EXERCISE INSTRUCTIONS:
Convert the records into a JSON list of strings, with each line as its own string and blank lines omitted.

[Layout element annotations]
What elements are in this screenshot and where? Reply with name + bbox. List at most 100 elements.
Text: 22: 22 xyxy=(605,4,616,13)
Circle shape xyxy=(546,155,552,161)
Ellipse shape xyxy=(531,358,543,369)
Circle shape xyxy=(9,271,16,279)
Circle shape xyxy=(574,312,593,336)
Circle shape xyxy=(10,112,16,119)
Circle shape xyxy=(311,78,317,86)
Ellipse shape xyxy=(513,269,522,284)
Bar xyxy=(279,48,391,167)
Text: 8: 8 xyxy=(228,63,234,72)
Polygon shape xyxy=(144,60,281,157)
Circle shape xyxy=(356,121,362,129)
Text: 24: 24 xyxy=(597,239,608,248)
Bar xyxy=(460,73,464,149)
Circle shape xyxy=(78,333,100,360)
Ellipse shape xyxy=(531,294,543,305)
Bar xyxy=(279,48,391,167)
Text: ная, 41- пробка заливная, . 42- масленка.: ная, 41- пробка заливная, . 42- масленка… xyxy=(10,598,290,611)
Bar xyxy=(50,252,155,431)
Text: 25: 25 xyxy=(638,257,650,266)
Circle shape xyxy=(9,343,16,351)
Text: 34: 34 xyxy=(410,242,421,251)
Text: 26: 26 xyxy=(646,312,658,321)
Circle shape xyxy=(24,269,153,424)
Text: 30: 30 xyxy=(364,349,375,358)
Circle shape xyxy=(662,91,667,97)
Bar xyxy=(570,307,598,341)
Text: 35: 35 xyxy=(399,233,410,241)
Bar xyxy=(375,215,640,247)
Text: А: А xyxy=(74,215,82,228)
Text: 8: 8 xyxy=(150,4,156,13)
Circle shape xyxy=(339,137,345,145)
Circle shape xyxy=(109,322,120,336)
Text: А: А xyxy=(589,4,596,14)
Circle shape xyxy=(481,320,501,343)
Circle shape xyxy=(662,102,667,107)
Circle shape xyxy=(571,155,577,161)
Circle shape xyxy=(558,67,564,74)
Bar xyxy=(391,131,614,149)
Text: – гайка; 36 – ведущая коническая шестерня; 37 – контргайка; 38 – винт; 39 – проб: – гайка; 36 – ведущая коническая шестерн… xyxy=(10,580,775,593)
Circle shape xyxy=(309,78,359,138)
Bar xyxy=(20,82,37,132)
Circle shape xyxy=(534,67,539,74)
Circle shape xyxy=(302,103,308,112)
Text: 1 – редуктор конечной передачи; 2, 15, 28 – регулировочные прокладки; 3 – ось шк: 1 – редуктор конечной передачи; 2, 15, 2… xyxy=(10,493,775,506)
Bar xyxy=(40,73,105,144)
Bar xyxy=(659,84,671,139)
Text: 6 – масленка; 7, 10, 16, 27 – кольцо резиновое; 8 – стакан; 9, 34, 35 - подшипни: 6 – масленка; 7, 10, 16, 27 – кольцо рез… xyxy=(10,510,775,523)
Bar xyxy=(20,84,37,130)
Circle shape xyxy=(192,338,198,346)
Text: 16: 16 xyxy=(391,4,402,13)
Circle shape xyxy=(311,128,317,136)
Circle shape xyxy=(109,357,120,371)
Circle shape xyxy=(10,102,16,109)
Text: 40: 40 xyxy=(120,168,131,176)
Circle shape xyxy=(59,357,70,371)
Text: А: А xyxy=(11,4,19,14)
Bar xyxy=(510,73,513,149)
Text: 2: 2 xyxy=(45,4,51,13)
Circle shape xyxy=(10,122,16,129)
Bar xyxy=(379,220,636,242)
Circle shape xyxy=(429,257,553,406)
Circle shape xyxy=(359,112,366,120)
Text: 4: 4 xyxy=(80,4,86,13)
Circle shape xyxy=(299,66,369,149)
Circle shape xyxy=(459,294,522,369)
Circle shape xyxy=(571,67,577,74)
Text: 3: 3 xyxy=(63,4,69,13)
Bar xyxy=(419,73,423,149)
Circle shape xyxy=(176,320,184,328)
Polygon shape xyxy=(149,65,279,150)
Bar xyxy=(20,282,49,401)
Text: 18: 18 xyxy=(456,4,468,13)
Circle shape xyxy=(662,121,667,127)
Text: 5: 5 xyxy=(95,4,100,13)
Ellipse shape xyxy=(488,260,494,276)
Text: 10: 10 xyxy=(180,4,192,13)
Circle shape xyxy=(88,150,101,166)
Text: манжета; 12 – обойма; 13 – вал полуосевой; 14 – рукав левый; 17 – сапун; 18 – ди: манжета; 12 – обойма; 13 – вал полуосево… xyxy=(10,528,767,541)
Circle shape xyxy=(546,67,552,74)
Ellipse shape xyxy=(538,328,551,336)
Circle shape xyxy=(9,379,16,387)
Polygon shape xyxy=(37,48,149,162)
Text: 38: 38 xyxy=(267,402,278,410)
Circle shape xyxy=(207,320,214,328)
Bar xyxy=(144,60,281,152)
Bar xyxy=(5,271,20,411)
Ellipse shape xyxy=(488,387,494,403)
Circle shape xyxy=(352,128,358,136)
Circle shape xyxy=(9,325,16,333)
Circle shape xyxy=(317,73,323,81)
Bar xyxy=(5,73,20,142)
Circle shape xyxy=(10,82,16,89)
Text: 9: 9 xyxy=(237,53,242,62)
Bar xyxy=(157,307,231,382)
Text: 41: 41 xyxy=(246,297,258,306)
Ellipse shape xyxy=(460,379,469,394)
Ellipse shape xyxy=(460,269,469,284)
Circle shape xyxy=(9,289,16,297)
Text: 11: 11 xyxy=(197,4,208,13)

REPLY TO THE TASK:
[
  "What elements are in this screenshot and where? Reply with name + bbox. List at most 100 elements.",
  "Text: 22: 22 xyxy=(605,4,616,13)",
  "Circle shape xyxy=(546,155,552,161)",
  "Ellipse shape xyxy=(531,358,543,369)",
  "Circle shape xyxy=(9,271,16,279)",
  "Circle shape xyxy=(574,312,593,336)",
  "Circle shape xyxy=(10,112,16,119)",
  "Circle shape xyxy=(311,78,317,86)",
  "Ellipse shape xyxy=(513,269,522,284)",
  "Bar xyxy=(279,48,391,167)",
  "Text: 8: 8 xyxy=(228,63,234,72)",
  "Polygon shape xyxy=(144,60,281,157)",
  "Circle shape xyxy=(356,121,362,129)",
  "Text: 24: 24 xyxy=(597,239,608,248)",
  "Bar xyxy=(460,73,464,149)",
  "Circle shape xyxy=(78,333,100,360)",
  "Ellipse shape xyxy=(531,294,543,305)",
  "Bar xyxy=(279,48,391,167)",
  "Text: ная, 41- пробка заливная, . 42- масленка.: ная, 41- пробка заливная, . 42- масленка… xyxy=(10,598,290,611)",
  "Bar xyxy=(50,252,155,431)",
  "Text: 25: 25 xyxy=(638,257,650,266)",
  "Circle shape xyxy=(9,343,16,351)",
  "Text: 34: 34 xyxy=(410,242,421,251)",
  "Text: 26: 26 xyxy=(646,312,658,321)",
  "Circle shape xyxy=(24,269,153,424)",
  "Text: 30: 30 xyxy=(364,349,375,358)",
  "Circle shape xyxy=(662,91,667,97)",
  "Bar xyxy=(570,307,598,341)",
  "Text: 35: 35 xyxy=(399,233,410,241)",
  "Bar xyxy=(375,215,640,247)",
  "Text: А: А xyxy=(74,215,82,228)",
  "Text: 8: 8 xyxy=(150,4,156,13)",
  "Circle shape xyxy=(339,137,345,145)",
  "Circle shape xyxy=(109,322,120,336)",
  "Text: А: А xyxy=(589,4,596,14)",
  "Circle shape xyxy=(481,320,501,343)",
  "Circle shape xyxy=(662,102,667,107)",
  "Circle shape xyxy=(571,155,577,161)",
  "Circle shape xyxy=(558,67,564,74)",
  "Bar xyxy=(391,131,614,149)",
  "Text: – гайка; 36 – ведущая коническая шестерня; 37 – контргайка; 38 – винт; 39 – проб: – гайка; 36 – ведущая коническая шестерн… xyxy=(10,580,775,593)",
  "Circle shape xyxy=(309,78,359,138)",
  "Bar xyxy=(20,82,37,132)",
  "Circle shape xyxy=(534,67,539,74)",
  "Circle shape xyxy=(302,103,308,112)",
  "Text: 1 – редуктор конечной передачи; 2, 15, 28 – регулировочные прокладки; 3 – ось шк: 1 – редуктор конечной передачи; 2, 15, 2… xyxy=(10,493,775,506)",
  "Bar xyxy=(40,73,105,144)",
  "Bar xyxy=(659,84,671,139)",
  "Text: 6 – масленка; 7, 10, 16, 27 – кольцо резиновое; 8 – стакан; 9, 34, 35 - подшипни: 6 – масленка; 7, 10, 16, 27 – кольцо рез… xyxy=(10,510,775,523)",
  "Bar xyxy=(20,84,37,130)",
  "Circle shape xyxy=(192,338,198,346)",
  "Text: 16: 16 xyxy=(391,4,402,13)",
  "Circle shape xyxy=(311,128,317,136)",
  "Circle shape xyxy=(109,357,120,371)",
  "Circle shape xyxy=(10,102,16,109)",
  "Text: 40: 40 xyxy=(120,168,131,176)",
  "Circle shape xyxy=(59,357,70,371)",
  "Text: А: А xyxy=(11,4,19,14)",
  "Bar xyxy=(510,73,513,149)",
  "Text: 2: 2 xyxy=(45,4,51,13)",
  "Circle shape xyxy=(10,122,16,129)",
  "Bar xyxy=(379,220,636,242)",
  "Circle shape xyxy=(429,257,553,406)",
  "Circle shape xyxy=(359,112,366,120)",
  "Text: 4: 4 xyxy=(80,4,86,13)",
  "Circle shape xyxy=(299,66,369,149)",
  "Circle shape xyxy=(459,294,522,369)",
  "Circle shape xyxy=(571,67,577,74)",
  "Text: 3: 3 xyxy=(63,4,69,13)",
  "Bar xyxy=(419,73,423,149)",
  "Circle shape xyxy=(176,320,184,328)",
  "Polygon shape xyxy=(149,65,279,150)",
  "Bar xyxy=(20,282,49,401)",
  "Text: 18: 18 xyxy=(456,4,468,13)",
  "Circle shape xyxy=(662,121,667,127)",
  "Text: 5: 5 xyxy=(95,4,100,13)",
  "Ellipse shape xyxy=(488,260,494,276)",
  "Text: 10: 10 xyxy=(180,4,192,13)",
  "Circle shape xyxy=(88,150,101,166)",
  "Text: манжета; 12 – обойма; 13 – вал полуосевой; 14 – рукав левый; 17 – сапун; 18 – ди: манжета; 12 – обойма; 13 – вал полуосево… xyxy=(10,528,767,541)",
  "Circle shape xyxy=(546,67,552,74)",
  "Ellipse shape xyxy=(538,328,551,336)",
  "Circle shape xyxy=(9,379,16,387)",
  "Polygon shape xyxy=(37,48,149,162)",
  "Text: 38: 38 xyxy=(267,402,278,410)",
  "Circle shape xyxy=(207,320,214,328)",
  "Bar xyxy=(144,60,281,152)",
  "Bar xyxy=(5,271,20,411)",
  "Ellipse shape xyxy=(488,387,494,403)",
  "Circle shape xyxy=(352,128,358,136)",
  "Circle shape xyxy=(9,325,16,333)",
  "Circle shape xyxy=(317,73,323,81)",
  "Bar xyxy=(5,73,20,142)",
  "Circle shape xyxy=(10,82,16,89)",
  "Text: 9: 9 xyxy=(237,53,242,62)",
  "Bar xyxy=(157,307,231,382)",
  "Text: 41: 41 xyxy=(246,297,258,306)",
  "Ellipse shape xyxy=(460,379,469,394)",
  "Ellipse shape xyxy=(460,269,469,284)",
  "Circle shape xyxy=(9,289,16,297)",
  "Text: 11: 11 xyxy=(197,4,208,13)"
]